_CHALLENGE_.
Pull every line containing the word "content" from the records.

=== SOURCE DATA ===

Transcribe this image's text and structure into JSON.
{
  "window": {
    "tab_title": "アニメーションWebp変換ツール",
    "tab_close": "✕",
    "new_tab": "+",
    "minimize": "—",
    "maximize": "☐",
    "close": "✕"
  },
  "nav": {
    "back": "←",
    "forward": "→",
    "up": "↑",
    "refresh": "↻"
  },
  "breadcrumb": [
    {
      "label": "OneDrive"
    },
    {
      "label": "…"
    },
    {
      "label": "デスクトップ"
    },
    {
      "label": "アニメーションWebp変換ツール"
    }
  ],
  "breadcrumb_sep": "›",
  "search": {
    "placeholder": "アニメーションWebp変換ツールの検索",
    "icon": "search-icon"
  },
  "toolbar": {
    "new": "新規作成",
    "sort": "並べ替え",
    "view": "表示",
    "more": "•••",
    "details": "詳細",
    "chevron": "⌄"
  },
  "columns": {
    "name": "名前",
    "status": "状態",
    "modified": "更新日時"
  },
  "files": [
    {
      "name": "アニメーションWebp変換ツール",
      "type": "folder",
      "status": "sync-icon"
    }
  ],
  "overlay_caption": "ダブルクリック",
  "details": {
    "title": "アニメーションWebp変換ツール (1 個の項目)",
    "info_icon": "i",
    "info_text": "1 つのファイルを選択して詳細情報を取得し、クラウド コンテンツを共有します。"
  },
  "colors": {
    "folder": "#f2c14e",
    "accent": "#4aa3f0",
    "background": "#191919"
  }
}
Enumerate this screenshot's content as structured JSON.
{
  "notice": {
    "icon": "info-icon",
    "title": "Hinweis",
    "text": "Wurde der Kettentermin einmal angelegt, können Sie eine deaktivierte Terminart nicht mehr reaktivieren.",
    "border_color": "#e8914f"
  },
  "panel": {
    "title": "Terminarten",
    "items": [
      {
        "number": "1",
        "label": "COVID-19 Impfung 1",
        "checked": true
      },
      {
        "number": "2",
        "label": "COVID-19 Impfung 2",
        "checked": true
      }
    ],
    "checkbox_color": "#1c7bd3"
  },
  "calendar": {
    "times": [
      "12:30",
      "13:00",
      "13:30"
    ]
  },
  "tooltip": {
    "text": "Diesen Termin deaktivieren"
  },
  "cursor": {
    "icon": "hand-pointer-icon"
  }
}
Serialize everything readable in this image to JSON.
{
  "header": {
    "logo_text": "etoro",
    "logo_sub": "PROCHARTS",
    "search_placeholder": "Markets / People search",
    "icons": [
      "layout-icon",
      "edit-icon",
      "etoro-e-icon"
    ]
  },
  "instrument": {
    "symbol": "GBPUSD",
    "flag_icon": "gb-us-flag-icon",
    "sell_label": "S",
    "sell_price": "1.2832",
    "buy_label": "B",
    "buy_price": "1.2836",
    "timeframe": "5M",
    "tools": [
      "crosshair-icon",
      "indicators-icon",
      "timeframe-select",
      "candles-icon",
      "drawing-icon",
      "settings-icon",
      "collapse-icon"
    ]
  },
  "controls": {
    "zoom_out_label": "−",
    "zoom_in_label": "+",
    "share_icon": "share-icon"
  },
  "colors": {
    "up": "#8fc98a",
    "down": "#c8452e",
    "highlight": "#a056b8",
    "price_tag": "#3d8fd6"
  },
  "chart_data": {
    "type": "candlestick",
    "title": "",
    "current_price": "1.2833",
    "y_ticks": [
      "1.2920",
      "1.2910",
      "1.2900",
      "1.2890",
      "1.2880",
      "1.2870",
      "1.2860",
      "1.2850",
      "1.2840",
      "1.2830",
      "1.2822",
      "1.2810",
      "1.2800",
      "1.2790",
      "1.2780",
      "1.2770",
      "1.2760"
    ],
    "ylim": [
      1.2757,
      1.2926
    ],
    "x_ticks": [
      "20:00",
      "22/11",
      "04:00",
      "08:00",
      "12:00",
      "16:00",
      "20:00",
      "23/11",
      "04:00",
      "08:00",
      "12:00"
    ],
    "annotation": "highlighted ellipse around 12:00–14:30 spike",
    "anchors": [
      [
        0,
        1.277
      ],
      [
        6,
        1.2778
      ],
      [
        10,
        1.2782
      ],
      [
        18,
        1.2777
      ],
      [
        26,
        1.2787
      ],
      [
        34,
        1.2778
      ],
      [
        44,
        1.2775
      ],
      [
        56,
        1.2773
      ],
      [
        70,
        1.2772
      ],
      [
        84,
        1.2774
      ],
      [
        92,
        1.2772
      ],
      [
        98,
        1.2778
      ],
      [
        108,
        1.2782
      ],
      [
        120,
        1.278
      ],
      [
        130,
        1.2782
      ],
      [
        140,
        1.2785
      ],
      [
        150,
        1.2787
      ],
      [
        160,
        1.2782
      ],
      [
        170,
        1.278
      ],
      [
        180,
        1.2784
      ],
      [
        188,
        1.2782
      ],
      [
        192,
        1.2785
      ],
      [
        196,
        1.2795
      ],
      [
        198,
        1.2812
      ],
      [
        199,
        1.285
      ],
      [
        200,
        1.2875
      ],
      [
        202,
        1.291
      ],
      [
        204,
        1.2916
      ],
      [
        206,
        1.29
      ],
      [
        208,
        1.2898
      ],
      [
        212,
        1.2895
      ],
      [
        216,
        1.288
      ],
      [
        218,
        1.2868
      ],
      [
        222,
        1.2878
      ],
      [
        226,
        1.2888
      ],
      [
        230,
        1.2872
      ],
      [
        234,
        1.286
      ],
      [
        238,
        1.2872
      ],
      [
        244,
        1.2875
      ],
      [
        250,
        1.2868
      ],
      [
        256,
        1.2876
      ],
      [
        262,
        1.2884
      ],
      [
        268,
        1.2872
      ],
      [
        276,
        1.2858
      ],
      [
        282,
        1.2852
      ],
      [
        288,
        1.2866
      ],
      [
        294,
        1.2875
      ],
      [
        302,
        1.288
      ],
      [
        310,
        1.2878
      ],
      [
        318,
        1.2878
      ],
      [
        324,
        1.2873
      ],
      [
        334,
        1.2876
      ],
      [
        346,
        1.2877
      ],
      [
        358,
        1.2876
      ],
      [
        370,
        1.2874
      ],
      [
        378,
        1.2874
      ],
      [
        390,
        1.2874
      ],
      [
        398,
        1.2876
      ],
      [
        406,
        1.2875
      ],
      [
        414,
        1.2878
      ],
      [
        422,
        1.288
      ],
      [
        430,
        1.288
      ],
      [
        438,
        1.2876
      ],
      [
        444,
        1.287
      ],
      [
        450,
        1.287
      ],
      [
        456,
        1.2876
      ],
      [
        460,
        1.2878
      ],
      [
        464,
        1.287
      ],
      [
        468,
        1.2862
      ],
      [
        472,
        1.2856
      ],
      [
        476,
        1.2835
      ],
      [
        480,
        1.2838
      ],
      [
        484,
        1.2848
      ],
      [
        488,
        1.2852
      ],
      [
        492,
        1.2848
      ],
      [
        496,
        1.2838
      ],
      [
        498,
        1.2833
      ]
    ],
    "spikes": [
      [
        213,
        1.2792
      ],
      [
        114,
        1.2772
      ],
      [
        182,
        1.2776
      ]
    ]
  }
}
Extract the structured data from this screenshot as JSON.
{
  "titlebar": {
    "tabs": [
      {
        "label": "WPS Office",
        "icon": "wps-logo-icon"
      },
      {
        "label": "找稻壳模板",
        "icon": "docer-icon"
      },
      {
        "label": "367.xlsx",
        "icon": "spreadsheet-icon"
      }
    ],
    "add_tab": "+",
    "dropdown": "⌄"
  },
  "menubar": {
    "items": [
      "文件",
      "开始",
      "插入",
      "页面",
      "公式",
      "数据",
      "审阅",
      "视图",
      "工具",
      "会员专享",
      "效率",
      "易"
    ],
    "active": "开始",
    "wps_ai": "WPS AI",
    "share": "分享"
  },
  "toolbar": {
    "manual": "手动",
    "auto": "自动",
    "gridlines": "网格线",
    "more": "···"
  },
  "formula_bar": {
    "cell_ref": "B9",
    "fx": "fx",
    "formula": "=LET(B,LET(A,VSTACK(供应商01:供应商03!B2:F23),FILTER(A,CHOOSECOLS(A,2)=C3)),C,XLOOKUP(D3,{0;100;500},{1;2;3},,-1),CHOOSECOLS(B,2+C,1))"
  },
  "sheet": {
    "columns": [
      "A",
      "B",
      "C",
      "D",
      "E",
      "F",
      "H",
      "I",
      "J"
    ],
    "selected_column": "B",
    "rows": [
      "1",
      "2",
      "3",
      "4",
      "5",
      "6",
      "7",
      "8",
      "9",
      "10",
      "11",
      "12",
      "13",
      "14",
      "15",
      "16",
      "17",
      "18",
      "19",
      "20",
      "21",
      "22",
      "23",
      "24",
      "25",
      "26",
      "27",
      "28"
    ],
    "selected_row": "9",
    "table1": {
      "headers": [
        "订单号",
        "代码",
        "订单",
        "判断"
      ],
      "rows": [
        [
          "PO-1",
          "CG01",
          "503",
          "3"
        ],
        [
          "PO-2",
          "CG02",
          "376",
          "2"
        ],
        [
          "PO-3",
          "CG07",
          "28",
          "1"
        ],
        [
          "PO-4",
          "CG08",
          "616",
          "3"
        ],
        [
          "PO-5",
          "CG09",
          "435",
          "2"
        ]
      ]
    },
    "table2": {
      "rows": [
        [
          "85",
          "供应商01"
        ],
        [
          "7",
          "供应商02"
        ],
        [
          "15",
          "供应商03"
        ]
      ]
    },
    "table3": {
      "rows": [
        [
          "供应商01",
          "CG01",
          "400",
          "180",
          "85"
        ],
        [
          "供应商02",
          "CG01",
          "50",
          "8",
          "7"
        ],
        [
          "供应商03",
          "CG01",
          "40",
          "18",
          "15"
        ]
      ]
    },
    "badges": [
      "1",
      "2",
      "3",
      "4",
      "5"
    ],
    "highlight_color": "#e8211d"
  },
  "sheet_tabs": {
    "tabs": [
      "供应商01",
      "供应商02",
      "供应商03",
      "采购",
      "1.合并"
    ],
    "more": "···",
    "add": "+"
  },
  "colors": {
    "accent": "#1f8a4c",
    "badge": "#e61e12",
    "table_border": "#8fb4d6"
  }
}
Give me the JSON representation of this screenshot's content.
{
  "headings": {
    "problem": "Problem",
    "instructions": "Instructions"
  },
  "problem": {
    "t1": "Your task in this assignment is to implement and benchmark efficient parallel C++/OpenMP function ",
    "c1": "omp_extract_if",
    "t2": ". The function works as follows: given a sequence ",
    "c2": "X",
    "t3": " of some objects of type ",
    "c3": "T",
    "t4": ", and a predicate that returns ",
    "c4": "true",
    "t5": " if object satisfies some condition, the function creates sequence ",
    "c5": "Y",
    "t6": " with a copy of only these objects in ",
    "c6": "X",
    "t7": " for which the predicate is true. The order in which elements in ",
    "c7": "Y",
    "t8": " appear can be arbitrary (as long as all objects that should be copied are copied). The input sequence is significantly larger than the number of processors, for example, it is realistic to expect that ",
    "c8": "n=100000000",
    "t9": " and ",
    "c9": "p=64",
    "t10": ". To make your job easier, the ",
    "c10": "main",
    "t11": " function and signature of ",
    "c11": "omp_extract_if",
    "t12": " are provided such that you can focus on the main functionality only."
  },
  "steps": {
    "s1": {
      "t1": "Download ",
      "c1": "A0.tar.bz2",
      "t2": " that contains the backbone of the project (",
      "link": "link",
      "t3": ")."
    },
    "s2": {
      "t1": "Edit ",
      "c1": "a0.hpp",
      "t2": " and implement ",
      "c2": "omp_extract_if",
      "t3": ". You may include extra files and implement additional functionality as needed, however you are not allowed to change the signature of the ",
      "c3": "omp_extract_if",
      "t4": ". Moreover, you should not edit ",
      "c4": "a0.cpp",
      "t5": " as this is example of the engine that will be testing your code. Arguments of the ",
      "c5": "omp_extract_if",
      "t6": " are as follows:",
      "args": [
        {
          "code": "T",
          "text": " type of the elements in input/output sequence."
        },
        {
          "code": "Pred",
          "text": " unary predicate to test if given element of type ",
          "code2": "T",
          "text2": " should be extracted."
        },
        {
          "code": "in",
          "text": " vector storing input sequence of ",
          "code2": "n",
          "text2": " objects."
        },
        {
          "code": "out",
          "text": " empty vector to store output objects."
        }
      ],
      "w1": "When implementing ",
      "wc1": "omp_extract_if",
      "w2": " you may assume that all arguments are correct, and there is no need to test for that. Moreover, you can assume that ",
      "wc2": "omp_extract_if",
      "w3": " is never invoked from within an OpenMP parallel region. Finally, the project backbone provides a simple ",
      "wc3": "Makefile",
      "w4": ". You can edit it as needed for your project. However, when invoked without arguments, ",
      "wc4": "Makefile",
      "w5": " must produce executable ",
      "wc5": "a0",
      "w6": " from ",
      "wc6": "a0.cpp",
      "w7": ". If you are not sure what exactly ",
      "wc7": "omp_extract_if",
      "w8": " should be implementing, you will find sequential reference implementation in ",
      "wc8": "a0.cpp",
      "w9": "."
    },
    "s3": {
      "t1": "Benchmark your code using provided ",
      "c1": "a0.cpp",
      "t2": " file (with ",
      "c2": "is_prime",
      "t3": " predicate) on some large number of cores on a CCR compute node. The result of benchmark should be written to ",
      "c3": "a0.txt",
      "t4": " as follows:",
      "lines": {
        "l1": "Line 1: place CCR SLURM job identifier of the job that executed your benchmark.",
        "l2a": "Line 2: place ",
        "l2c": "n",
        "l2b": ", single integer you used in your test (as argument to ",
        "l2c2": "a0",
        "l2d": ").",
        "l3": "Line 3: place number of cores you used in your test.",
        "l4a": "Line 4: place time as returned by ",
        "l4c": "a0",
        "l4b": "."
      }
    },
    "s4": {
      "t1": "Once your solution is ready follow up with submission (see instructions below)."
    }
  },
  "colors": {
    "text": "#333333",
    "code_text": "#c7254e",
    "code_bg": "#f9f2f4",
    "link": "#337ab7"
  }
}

===

_EXERCISE RESULT_.
Enumerate this screenshot's content as structured JSON.
Give me the JSON representation of this screenshot's content.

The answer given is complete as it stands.